Thus, we can say that the chief aim of the poem in ‘Lyrical Ballads’ has been to choose “incidents and situations in the common life” and to relate them in a selection of language used by people.

Data shown.

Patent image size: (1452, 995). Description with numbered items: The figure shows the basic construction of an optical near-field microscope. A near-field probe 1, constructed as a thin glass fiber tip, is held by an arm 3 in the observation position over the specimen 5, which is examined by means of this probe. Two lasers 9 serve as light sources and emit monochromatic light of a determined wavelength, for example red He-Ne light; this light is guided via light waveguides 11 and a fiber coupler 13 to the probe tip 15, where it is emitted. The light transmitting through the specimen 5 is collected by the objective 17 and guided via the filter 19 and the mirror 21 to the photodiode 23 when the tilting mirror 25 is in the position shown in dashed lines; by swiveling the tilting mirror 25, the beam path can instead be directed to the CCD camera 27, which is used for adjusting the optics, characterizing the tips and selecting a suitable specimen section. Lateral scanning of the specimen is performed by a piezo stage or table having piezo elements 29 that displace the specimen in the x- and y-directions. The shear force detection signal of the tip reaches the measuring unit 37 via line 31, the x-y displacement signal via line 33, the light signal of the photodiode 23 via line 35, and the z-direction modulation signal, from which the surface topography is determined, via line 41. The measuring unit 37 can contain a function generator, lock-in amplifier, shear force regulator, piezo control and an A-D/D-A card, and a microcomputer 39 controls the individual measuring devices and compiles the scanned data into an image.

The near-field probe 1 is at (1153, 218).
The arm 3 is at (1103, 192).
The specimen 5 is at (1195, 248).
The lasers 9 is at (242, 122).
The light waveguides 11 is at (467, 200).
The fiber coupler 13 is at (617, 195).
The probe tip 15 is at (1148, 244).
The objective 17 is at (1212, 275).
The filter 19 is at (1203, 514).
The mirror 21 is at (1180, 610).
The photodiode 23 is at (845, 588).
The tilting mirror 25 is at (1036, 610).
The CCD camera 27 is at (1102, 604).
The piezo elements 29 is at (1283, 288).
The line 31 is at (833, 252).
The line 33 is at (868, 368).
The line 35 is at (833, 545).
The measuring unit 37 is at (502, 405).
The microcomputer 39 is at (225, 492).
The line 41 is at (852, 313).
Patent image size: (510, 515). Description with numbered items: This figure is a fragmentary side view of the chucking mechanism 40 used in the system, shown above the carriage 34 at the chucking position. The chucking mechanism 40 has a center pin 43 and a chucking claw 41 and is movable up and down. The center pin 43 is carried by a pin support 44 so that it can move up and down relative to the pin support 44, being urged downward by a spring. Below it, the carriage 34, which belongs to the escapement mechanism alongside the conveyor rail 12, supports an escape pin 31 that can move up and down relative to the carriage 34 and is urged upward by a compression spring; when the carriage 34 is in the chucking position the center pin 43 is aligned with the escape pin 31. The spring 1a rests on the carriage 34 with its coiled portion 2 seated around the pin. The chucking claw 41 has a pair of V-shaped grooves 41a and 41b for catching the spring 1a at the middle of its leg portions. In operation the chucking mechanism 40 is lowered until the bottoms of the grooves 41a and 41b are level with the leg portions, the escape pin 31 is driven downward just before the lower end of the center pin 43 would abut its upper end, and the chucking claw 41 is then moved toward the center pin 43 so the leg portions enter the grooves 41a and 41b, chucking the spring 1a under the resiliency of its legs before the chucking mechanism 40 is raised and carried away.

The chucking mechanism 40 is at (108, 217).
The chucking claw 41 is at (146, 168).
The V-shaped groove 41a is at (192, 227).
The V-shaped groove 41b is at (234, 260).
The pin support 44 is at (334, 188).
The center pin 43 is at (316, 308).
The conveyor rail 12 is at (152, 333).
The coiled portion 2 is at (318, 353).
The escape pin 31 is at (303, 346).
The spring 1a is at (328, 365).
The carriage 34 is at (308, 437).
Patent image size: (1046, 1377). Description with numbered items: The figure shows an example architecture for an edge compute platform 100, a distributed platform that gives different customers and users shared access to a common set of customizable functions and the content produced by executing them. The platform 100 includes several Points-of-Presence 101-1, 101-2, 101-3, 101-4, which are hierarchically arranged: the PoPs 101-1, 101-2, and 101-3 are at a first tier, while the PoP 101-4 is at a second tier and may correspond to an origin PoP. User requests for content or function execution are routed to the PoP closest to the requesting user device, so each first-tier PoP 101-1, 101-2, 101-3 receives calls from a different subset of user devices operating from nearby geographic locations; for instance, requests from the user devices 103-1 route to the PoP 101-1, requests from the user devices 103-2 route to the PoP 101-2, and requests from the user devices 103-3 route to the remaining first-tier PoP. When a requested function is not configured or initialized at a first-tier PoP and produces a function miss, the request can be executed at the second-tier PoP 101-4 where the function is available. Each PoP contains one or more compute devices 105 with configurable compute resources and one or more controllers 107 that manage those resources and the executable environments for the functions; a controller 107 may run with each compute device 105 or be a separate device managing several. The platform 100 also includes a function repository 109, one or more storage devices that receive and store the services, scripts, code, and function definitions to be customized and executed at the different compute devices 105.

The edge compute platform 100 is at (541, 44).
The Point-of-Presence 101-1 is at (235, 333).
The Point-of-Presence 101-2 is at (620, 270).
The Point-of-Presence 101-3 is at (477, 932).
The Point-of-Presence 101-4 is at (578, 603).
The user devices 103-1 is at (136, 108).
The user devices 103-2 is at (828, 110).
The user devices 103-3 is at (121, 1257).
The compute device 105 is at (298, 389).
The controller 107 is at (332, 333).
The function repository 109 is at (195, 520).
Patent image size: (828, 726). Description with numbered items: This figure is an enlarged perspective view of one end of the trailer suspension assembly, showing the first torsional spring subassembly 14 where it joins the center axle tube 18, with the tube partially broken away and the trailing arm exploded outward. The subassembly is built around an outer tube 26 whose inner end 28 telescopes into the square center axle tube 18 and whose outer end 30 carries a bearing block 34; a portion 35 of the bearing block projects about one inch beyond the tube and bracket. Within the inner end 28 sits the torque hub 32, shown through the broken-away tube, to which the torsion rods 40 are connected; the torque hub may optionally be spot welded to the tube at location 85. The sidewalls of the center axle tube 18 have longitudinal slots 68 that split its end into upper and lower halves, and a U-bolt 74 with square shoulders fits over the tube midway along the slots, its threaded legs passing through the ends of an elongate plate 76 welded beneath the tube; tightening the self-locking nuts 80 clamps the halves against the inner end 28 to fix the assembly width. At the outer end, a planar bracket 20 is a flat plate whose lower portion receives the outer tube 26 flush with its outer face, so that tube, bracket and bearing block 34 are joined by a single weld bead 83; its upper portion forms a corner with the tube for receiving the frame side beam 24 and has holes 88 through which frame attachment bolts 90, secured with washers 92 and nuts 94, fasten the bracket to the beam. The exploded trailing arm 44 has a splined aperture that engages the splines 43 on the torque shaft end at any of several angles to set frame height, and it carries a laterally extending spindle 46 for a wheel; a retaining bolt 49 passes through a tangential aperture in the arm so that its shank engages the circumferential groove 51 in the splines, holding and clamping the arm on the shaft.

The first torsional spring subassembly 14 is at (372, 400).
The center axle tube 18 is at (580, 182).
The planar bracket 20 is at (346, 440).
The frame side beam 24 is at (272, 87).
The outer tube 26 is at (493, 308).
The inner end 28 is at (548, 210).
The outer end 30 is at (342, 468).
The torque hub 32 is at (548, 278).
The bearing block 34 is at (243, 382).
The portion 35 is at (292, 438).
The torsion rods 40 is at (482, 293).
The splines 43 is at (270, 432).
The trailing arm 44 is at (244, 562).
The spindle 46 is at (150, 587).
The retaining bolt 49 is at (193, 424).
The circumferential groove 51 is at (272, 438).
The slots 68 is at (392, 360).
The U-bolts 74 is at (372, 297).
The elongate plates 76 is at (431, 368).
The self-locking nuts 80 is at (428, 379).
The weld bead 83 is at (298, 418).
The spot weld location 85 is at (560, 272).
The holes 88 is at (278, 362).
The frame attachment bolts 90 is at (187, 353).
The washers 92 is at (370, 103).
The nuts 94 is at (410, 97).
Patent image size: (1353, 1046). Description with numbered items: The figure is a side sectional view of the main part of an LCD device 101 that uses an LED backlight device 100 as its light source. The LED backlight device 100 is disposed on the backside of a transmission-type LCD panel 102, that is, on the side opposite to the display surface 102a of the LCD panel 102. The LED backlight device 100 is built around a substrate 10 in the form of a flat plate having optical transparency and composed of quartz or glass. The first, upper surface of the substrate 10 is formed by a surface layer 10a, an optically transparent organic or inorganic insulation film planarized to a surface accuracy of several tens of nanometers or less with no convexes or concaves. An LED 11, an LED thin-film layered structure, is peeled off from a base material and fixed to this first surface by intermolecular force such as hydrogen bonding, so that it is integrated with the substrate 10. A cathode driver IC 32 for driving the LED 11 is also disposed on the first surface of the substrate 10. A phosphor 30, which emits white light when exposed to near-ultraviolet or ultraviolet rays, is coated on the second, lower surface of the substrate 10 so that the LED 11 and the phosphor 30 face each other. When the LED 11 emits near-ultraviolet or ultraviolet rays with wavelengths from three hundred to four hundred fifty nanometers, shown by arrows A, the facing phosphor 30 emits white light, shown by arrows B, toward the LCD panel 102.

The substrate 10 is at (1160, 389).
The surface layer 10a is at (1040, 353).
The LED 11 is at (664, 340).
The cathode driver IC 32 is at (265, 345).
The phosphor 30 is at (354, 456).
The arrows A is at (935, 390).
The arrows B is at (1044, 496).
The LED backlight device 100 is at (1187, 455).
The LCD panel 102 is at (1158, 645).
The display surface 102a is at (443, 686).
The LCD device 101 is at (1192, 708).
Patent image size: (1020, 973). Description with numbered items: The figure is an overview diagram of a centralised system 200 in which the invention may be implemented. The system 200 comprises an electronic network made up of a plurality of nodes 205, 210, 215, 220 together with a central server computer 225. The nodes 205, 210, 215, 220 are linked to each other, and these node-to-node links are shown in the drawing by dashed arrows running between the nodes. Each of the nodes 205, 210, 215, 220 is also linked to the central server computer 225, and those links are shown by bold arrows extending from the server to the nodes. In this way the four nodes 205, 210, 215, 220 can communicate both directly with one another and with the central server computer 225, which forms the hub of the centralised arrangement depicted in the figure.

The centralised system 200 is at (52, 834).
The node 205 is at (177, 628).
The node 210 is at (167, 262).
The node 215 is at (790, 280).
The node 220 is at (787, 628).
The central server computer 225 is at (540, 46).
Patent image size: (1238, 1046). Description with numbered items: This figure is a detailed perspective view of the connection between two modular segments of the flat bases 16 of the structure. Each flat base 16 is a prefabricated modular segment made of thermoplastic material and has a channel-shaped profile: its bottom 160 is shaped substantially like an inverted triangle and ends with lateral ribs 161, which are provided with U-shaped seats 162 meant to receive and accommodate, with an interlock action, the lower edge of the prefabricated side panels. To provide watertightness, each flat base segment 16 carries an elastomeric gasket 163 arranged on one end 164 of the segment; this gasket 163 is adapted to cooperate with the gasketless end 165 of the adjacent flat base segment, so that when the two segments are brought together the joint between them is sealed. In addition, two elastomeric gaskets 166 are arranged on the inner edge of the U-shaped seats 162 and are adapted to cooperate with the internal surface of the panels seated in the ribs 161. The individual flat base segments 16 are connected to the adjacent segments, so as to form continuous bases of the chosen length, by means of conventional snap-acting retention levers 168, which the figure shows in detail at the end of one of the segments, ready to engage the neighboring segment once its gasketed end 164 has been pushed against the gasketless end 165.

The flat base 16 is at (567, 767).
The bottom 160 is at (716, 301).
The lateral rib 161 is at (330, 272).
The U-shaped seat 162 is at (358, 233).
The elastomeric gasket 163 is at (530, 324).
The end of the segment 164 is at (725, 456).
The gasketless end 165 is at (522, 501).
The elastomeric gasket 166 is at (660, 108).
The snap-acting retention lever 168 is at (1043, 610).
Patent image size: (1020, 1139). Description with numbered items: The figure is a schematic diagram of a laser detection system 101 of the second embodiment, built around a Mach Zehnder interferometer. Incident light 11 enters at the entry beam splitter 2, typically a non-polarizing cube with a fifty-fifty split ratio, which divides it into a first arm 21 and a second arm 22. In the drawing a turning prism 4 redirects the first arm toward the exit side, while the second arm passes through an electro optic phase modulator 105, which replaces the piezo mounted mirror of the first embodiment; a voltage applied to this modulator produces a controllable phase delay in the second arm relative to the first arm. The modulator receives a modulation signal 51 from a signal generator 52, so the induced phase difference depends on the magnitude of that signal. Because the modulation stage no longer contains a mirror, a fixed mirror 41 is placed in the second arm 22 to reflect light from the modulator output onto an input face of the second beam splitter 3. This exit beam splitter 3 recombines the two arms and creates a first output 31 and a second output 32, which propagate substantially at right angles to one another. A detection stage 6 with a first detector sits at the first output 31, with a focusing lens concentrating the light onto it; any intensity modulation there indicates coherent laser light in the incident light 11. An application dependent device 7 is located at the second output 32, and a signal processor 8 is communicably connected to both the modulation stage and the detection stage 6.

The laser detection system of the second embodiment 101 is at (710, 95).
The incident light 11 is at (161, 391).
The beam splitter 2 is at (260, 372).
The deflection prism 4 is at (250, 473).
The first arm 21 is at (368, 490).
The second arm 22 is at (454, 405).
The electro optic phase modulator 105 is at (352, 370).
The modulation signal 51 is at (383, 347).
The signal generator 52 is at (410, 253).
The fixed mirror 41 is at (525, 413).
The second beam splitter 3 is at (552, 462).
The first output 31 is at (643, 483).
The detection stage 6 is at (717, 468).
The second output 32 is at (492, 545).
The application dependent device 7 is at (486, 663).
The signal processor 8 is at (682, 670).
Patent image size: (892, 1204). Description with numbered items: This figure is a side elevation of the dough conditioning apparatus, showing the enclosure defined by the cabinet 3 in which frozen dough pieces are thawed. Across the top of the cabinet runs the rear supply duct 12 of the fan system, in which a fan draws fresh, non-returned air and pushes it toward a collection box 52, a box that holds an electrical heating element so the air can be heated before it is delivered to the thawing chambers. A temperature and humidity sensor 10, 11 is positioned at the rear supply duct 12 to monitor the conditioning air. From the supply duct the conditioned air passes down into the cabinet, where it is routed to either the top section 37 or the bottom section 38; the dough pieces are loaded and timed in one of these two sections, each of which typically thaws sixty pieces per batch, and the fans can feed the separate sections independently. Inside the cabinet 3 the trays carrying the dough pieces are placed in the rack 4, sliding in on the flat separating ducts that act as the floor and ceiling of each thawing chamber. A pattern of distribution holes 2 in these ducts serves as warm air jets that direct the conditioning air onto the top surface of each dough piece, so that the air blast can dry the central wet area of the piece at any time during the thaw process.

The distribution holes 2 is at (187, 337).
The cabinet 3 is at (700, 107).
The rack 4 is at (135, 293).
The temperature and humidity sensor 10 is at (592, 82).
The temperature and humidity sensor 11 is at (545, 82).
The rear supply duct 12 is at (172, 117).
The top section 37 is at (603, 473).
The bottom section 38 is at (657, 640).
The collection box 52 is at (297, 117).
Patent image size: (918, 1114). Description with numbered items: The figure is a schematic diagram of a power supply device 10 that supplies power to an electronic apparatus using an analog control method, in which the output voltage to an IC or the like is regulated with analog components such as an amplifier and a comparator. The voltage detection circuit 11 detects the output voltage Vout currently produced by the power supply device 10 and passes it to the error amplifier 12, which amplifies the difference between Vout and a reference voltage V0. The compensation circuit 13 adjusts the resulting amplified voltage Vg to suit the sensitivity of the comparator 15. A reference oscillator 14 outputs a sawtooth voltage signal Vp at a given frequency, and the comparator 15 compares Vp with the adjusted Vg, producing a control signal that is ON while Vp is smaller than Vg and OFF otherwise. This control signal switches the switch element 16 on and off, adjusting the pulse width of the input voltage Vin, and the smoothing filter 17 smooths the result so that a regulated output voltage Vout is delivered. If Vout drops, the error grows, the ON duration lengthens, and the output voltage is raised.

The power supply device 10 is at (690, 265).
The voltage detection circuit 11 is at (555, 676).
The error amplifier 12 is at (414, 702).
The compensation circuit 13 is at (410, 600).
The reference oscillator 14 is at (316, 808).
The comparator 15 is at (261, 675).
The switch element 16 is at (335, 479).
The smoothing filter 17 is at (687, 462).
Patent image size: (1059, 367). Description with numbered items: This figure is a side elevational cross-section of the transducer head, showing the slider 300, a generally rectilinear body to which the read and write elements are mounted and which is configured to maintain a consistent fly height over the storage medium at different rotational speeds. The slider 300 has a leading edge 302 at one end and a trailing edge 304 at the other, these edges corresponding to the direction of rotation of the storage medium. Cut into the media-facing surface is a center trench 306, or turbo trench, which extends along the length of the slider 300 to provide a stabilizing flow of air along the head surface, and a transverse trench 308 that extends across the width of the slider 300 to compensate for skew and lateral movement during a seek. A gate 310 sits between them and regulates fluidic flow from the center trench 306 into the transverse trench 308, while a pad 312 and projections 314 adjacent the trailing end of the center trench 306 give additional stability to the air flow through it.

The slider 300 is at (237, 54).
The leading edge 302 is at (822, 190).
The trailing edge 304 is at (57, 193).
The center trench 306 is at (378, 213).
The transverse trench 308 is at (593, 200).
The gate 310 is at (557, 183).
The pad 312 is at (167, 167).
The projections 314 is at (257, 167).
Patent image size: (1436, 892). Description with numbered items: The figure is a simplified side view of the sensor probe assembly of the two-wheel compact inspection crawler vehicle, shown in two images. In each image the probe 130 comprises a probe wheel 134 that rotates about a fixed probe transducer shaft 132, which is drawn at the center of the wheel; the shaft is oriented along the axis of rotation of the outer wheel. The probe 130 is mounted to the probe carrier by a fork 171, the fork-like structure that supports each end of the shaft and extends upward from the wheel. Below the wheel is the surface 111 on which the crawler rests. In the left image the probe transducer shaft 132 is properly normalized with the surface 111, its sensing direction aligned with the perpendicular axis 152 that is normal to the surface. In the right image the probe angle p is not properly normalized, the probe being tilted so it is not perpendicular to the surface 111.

Apply what you read.
**a.** List every word in the passage on Lyrical Ballads that begins with a capital letter.
**b.** Transcribe the passage on Lyrical Ballads, beginning at the words "Thus, we can" and stopping after "used by people.".
The entries come from a different source than the passage on Lyrical Ballads.

Task-by-task answers.
**a.** Thus, Lyrical, Ballads

**b.**
Thus, we can say that the chief aim of the poem in ‘Lyrical Ballads’ has been to choose “incidents and situations in the common life” and to relate them in a selection of language used by people.